(Problem requirements) List each line of the data in which the string "Deksel" appears.
-------------------------
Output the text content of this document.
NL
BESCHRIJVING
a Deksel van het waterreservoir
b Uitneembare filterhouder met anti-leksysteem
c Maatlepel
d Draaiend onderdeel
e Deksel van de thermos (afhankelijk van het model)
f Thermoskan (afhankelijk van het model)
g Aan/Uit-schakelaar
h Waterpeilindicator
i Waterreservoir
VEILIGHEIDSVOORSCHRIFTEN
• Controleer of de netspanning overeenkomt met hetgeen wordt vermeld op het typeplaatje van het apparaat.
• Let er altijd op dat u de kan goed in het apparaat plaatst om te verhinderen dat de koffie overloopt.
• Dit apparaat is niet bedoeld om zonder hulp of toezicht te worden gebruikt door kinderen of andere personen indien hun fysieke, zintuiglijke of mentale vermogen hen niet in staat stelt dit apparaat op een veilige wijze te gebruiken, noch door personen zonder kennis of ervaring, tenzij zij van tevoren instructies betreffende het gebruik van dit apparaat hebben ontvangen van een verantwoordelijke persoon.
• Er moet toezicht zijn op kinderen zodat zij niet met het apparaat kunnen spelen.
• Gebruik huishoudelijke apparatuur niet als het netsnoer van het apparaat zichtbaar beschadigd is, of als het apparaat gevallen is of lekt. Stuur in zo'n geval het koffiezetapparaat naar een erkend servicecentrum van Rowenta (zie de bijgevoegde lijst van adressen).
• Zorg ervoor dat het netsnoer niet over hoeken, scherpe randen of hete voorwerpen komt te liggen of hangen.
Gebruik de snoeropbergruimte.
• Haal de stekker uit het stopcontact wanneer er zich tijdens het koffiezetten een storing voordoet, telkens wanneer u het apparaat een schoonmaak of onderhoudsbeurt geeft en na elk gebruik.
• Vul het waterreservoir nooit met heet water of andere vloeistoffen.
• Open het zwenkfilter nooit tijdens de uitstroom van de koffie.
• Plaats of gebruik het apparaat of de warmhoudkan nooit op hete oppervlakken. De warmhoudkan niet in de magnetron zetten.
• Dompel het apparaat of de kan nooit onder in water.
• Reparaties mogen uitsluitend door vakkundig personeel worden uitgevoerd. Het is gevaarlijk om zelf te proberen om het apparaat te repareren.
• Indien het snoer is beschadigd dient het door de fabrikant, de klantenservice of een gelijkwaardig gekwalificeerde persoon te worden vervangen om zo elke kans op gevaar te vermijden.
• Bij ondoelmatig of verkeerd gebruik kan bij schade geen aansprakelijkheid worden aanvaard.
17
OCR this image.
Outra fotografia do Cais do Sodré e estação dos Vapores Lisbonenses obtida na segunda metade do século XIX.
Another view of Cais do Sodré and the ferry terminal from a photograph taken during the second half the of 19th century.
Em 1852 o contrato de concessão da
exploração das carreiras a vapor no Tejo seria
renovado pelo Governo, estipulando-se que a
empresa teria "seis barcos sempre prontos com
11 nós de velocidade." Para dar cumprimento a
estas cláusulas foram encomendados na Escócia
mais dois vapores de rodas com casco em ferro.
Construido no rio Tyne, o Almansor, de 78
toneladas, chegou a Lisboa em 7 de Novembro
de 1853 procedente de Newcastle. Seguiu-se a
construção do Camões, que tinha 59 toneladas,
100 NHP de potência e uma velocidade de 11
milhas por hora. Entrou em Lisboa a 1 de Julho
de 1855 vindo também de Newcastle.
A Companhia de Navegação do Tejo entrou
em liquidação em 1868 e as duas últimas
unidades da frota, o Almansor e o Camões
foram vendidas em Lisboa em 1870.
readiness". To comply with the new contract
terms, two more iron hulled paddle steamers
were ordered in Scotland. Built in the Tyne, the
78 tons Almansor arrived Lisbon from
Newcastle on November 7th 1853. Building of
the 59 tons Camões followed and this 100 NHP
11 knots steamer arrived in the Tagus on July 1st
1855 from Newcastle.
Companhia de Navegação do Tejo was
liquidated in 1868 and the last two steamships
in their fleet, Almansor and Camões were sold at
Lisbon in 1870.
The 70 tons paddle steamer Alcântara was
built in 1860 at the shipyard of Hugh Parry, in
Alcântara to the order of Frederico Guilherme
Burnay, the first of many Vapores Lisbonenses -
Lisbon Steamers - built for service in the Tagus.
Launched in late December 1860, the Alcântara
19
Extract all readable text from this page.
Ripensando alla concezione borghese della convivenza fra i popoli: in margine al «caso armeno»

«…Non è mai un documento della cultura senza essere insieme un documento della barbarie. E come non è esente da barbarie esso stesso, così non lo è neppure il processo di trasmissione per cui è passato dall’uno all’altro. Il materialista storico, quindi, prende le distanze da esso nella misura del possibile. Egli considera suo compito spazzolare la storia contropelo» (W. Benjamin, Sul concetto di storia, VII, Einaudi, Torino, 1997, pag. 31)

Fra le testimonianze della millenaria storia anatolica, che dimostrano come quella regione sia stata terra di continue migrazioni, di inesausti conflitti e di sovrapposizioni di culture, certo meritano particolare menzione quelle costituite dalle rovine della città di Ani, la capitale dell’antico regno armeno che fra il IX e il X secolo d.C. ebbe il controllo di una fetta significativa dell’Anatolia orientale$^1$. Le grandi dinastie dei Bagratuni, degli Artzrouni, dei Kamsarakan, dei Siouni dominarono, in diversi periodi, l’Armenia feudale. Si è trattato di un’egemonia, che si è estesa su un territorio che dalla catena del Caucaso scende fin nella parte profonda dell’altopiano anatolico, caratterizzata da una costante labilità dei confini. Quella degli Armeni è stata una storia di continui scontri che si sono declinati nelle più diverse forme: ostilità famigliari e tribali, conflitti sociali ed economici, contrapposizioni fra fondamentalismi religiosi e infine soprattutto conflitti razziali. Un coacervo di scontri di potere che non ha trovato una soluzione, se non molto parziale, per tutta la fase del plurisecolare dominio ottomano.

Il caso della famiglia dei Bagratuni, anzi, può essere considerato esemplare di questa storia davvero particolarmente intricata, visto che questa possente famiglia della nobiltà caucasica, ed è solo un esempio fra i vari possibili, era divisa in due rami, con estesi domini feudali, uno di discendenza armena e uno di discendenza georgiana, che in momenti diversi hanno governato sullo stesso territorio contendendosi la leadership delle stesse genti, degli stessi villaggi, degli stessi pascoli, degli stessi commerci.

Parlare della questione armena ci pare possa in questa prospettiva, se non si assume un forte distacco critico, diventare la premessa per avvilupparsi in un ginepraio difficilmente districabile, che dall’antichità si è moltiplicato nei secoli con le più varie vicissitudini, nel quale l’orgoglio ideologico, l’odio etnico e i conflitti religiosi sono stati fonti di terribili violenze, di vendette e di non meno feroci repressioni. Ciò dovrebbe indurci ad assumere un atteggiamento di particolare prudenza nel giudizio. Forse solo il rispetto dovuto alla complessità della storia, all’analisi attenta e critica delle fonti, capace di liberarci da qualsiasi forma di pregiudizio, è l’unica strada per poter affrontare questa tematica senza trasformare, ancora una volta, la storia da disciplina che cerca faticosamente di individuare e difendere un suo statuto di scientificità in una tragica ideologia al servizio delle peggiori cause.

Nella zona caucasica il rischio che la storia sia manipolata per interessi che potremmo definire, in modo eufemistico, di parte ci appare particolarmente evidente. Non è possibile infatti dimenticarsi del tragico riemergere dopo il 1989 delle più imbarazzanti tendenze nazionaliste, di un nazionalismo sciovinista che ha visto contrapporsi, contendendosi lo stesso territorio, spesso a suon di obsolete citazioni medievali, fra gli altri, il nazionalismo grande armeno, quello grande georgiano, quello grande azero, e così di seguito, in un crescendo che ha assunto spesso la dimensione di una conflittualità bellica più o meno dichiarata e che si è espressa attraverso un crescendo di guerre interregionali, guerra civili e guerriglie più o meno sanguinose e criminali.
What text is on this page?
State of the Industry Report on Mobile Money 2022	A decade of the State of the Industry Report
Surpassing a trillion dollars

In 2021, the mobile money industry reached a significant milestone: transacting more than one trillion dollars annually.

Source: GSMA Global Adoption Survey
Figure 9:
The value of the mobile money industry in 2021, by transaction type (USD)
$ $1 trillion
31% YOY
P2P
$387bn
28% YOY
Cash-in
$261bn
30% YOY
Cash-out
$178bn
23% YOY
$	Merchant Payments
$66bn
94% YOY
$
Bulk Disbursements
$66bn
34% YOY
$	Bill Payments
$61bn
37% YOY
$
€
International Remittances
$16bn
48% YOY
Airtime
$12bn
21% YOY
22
-------------------------
(Expected answer)
a Deksel van het waterreservoir
e Deksel van de thermos (afhankelijk van het model)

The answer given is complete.